[Collection entries]
==================================================
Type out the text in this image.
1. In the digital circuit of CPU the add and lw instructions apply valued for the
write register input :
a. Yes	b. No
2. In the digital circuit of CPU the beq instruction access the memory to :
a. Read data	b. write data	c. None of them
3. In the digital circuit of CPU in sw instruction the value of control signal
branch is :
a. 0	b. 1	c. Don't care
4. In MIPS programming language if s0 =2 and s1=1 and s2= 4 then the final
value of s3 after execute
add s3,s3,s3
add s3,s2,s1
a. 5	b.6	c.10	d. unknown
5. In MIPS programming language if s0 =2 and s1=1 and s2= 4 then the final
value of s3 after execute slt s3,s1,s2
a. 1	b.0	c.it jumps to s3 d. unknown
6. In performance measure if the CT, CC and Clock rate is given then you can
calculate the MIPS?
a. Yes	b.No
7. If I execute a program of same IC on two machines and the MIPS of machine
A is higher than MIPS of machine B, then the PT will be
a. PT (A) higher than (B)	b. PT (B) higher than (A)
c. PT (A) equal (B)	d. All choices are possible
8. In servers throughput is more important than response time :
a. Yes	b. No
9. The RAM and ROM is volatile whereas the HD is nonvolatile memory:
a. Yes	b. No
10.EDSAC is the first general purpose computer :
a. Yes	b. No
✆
==================================================
◆ STATED EXERCISE
Work out how many lines of the data above hold the word "circuit", and write only the count.

◆ COMPLETED TASK
3